Reading text:

Dairakudakan’s cyber spectacle thrills
Janet Smith DANCE
d JAPAN’S DAIRAKUDAKAN ENDED its delirious spectacle at the Vancouver International Dance Festival with a long, ungodly moan. The fitting, Frankensteinlike howl no doubt echoed in the ears of the stunned crowd members as they ventured out into the cold night.
On its third trip here, Akaji Maro’s troupe did not disappoint, conjuring a nonstop, ghoulish parade of monsters and mayhem.
With Pseudo human/super human, Maro created a sinister, and often blackly funny, cyborg hell—one populated with pale, dead-eyed automatons with sparkling metal skulls, beings who flailed long machine arms, and even a thudding beast straight out of Mary Shelley’s imagination.
Maro was making a clever connection between the reanimated corpse in Shelley’s novel and our obsession with technology and artificial intelligence. And let’s just say he doesn’t think any of this so-called progress will turn out well for humankind.
The visual feast contrasted starkly with the last production Dairakudakan brought to VIDF. Whereas Paradise was a carnival of flowers and satin-clad roller skaters, Pseudo human built a cold, mechanical universe. The most striking feature was the central illuminated glass-and-metal structure by the Japanese artist known as KUMA (Katsuyuki Shinohara). The red- or blue-glowing post splayed, treelike, at the top into a cerebral tangle that hung over the action like its sci-fi brain centre. At the back of the stage, automatons writhed and pounded their hands on glass lab cases.

Directive 1:
Retype from the dance review the part that opens with the words "On its third" and closes with "well for humankind.".

Stored data:

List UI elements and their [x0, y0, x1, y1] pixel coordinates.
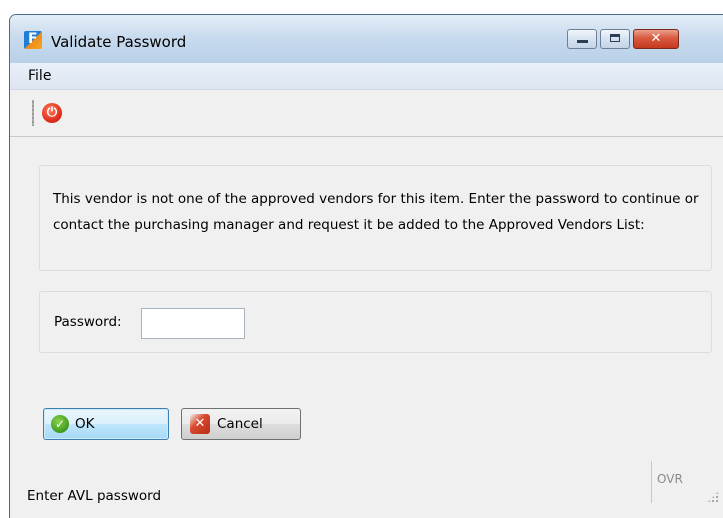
- toolbar: ⏻: [10, 90, 723, 137]
- checkmark-icon: ✓: [51, 415, 69, 433]
- resize-grip-icon[interactable]: [707, 491, 719, 503]
- minimize-button[interactable]: [567, 29, 597, 49]
- power-icon: ⏻: [46, 105, 58, 120]
- maximize-icon: [610, 34, 620, 42]
- close-button[interactable]: ✕: [633, 29, 679, 49]
- cancel-button[interactable]: ✕ Cancel: [181, 408, 301, 440]
- minimize-icon: [577, 40, 588, 43]
- password-panel: Password:: [39, 291, 712, 353]
- ok-label: OK: [75, 416, 95, 432]
- message-panel: This vendor is not one of the approved v…: [39, 165, 712, 271]
- vendor-warning-message: This vendor is not one of the approved v…: [53, 191, 699, 233]
- status-divider: [651, 461, 652, 503]
- password-label: Password:: [54, 314, 122, 330]
- cancel-label: Cancel: [217, 416, 263, 432]
- status-message: Enter AVL password: [27, 488, 162, 504]
- toolbar-grip[interactable]: [32, 100, 34, 126]
- exit-button[interactable]: ⏻: [42, 103, 62, 123]
- validate-password-window: Validate Password ✕ File ⏻ This vendor i…: [9, 14, 723, 518]
- cancel-x-icon: ✕: [190, 414, 210, 434]
- ok-button[interactable]: ✓ OK: [43, 408, 169, 440]
- close-icon: ✕: [650, 31, 662, 46]
- app-logo-icon: [24, 31, 42, 49]
- menu-item-file[interactable]: File: [28, 68, 51, 84]
- password-field[interactable]: [141, 308, 245, 339]
- title-bar[interactable]: Validate Password ✕: [10, 15, 723, 63]
- menu-bar: File: [10, 63, 723, 90]
- overwrite-mode-indicator: OVR: [657, 472, 683, 486]
- window-title: Validate Password: [51, 33, 187, 51]
- maximize-button[interactable]: [600, 29, 630, 49]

Directive 2:
In the listing, replace "checkmark-icon" with "tick-icon" in the part that opens with the line containing "- toolbar: ⏻: [10, 90, 723, 137]" and closes with the line containing "- message-panel: This", leaving everything else unchanged. Give back only those lines.

Correct output 1:
On its third trip here, Akaji Maro’s troupe did not disappoint, conjuring a nonstop, ghoulish parade of monsters and mayhem.
With Pseudo human/super human, Maro created a sinister, and often blackly funny, cyborg hell—one populated with pale, dead-eyed automatons with sparkling metal skulls, beings who flailed long machine arms, and even a thudding beast straight out of Mary Shelley’s imagination.
Maro was making a clever connection between the reanimated corpse in Shelley’s novel and our obsession with technology and artificial intelligence. And let’s just say he doesn’t think any of this so-called progress will turn out well for humankind.

Correct output 2:
- toolbar: ⏻: [10, 90, 723, 137]
- tick-icon: ✓: [51, 415, 69, 433]
- resize-grip-icon[interactable]: [707, 491, 719, 503]
- minimize-button[interactable]: [567, 29, 597, 49]
- power-icon: ⏻: [46, 105, 58, 120]
- maximize-icon: [610, 34, 620, 42]
- close-button[interactable]: ✕: [633, 29, 679, 49]
- cancel-button[interactable]: ✕ Cancel: [181, 408, 301, 440]
- minimize-icon: [577, 40, 588, 43]
- password-panel: Password:: [39, 291, 712, 353]
- ok-label: OK: [75, 416, 95, 432]
- message-panel: This vendor is not one of the approved v…: [39, 165, 712, 271]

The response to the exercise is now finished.